**Exercises to complete:**
(1) Copy the test administration FAQ below word for word, between "TEST ADMINISTRATION QUESTIONS" and "sections are required.", inclusive.
(2) According to the test administration FAQ below, which section of the test is scored on-site?

TEST ADMINISTRATION QUESTIONS
What are the qualifications for Test Administrators?
Test Administrators should be a certified staff member (classroom teacher, school counselor, speech language pathologist, etc.) Retired teachers or educational consultants working for the school system may administer the tests. All Test Administrators must be trained on administering the test via the online test administrator training at www.wida.us
Are Test Administrators required to administer all modules of the ACCESS for ELLs test (Reading, Writing, Listening and Speaking)?
Yes, all sections are required.
Do I have to score every section of the test?
You will only score the Speaking section on-site. All other sections (Reading, Writing and Listening) are sent to MetriTech for scoring.
How does the OPI determine tier placement for a student?
MetriTech ships the appropriate number of materials for students in each tier based on the number indicated in the file sent to them after the October count. School systems must ensure the correct tier placement has been chosen in AIM. You can most accurately determine tier placement for your students by using the W-APT screener test through WIDA.

**Data supplied:**
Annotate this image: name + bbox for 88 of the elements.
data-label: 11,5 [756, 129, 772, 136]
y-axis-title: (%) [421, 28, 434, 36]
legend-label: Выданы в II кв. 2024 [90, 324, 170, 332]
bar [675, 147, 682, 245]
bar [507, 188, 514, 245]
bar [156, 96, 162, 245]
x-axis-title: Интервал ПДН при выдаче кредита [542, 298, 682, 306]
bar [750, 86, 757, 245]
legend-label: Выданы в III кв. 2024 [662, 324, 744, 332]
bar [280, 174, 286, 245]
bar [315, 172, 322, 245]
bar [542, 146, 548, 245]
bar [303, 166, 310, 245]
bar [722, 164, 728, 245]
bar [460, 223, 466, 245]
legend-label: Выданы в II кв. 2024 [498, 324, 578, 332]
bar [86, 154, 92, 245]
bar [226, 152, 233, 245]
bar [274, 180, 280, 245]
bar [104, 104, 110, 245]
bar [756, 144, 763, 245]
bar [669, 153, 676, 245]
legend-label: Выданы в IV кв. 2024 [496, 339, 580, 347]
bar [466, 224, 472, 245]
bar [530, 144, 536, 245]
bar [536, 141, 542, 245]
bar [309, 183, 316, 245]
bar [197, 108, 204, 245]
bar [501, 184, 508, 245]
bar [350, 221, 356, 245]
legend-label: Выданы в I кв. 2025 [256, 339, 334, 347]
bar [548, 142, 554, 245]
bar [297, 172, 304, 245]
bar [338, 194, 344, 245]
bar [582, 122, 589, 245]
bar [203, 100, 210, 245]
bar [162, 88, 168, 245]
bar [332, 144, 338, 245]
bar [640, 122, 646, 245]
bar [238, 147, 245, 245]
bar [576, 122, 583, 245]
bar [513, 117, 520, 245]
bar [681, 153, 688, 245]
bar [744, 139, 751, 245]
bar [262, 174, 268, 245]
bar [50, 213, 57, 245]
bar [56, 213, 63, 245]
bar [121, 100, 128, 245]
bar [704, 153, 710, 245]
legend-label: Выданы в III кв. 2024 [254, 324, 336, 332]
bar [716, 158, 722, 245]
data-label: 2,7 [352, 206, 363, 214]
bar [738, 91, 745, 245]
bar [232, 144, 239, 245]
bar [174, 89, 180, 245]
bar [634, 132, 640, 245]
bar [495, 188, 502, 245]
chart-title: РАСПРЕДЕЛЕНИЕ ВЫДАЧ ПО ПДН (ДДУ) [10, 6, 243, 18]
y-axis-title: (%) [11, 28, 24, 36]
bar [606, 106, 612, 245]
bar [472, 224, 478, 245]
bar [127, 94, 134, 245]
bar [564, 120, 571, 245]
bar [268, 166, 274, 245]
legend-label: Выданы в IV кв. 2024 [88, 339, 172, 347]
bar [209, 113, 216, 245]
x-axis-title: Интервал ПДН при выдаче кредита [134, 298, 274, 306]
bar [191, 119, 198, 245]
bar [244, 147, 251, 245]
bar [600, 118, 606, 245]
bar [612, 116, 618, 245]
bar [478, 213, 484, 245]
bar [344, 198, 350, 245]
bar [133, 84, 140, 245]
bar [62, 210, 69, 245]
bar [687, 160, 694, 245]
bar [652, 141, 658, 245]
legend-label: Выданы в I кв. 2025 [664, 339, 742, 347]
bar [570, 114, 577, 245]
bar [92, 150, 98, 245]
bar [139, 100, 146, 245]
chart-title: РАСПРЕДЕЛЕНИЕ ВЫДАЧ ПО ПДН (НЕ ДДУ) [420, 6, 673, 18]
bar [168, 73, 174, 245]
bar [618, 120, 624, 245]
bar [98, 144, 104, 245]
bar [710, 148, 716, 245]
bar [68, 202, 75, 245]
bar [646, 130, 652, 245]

**Task-by-task outputs:**
(1)
TEST ADMINISTRATION QUESTIONS
What are the qualifications for Test Administrators?
Test Administrators should be a certified staff member (classroom teacher, school counselor, speech language pathologist, etc.) Retired teachers or educational consultants working for the school system may administer the tests. All Test Administrators must be trained on administering the test via the online test administrator training at www.wida.us
Are Test Administrators required to administer all modules of the ACCESS for ELLs test (Reading, Writing, Listening and Speaking)?
Yes, all sections are required.

(2) The Speaking section.